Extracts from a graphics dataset
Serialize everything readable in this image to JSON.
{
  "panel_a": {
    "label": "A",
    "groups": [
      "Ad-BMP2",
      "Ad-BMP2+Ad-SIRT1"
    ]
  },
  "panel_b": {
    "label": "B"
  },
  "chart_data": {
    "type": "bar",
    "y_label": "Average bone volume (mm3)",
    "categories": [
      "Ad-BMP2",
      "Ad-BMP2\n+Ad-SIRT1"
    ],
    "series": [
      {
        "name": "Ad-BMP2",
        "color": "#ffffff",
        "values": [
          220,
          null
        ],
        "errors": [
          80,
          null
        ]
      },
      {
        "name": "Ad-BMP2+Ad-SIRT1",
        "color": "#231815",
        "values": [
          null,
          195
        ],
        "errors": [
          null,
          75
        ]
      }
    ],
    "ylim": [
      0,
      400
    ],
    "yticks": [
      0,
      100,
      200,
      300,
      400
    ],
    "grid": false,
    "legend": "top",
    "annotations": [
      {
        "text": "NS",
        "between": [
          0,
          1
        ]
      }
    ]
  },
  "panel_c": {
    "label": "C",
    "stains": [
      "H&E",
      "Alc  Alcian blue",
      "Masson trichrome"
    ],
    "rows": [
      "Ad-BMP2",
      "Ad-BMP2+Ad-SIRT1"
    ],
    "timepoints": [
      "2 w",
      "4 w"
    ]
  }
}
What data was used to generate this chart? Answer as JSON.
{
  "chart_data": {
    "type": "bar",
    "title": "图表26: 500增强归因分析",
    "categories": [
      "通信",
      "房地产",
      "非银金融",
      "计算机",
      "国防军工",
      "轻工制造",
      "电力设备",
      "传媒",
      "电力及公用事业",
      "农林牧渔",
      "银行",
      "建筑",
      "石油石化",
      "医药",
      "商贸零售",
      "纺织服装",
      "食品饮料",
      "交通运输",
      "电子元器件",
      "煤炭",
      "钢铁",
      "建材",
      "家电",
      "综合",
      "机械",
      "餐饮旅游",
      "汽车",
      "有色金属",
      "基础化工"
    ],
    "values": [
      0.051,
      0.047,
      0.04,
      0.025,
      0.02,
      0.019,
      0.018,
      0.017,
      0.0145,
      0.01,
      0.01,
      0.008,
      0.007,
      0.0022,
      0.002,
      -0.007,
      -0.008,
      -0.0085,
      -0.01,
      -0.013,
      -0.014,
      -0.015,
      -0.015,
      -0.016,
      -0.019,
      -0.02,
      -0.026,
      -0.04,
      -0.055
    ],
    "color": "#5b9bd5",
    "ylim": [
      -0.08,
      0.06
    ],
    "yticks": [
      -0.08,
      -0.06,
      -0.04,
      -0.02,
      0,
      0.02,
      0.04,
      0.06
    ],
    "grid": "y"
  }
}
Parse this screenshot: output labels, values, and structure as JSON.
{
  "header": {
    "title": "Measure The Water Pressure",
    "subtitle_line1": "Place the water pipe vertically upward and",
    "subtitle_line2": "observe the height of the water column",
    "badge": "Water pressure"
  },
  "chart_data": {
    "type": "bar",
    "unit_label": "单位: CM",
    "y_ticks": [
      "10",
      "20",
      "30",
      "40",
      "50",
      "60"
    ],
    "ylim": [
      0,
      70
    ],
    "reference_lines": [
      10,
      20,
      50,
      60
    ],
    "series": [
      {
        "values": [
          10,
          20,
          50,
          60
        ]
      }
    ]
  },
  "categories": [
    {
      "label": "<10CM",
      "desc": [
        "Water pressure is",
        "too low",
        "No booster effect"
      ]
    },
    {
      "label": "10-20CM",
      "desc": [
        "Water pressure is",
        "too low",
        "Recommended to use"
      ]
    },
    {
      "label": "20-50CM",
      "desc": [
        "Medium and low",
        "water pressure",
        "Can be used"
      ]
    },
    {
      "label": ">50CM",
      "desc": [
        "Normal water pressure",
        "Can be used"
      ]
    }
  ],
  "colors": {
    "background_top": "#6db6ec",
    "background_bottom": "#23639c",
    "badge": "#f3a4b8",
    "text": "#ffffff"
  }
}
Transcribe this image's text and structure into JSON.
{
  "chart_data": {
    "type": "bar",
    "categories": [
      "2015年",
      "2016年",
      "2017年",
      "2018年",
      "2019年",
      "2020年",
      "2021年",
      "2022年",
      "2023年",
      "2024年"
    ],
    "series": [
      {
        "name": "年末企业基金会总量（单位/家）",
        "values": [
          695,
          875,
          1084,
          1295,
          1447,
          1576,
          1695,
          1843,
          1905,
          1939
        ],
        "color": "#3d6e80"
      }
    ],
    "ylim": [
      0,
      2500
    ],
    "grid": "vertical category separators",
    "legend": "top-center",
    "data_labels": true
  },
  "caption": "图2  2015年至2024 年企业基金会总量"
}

[The problem] Return the lines from the line containing "Transcribe this image's" to the end of the entries above, exactly as they appear and with no other output.

[Answer for the task]
Transcribe this image's text and structure into JSON.
{
  "chart_data": {
    "type": "bar",
    "categories": [
      "2015年",
      "2016年",
      "2017年",
      "2018年",
      "2019年",
      "2020年",
      "2021年",
      "2022年",
      "2023年",
      "2024年"
    ],
    "series": [
      {
        "name": "年末企业基金会总量（单位/家）",
        "values": [
          695,
          875,
          1084,
          1295,
          1447,
          1576,
          1695,
          1843,
          1905,
          1939
        ],
        "color": "#3d6e80"
      }
    ],
    "ylim": [
      0,
      2500
    ],
    "grid": "vertical category separators",
    "legend": "top-center",
    "data_labels": true
  },
  "caption": "图2  2015年至2024 年企业基金会总量"
}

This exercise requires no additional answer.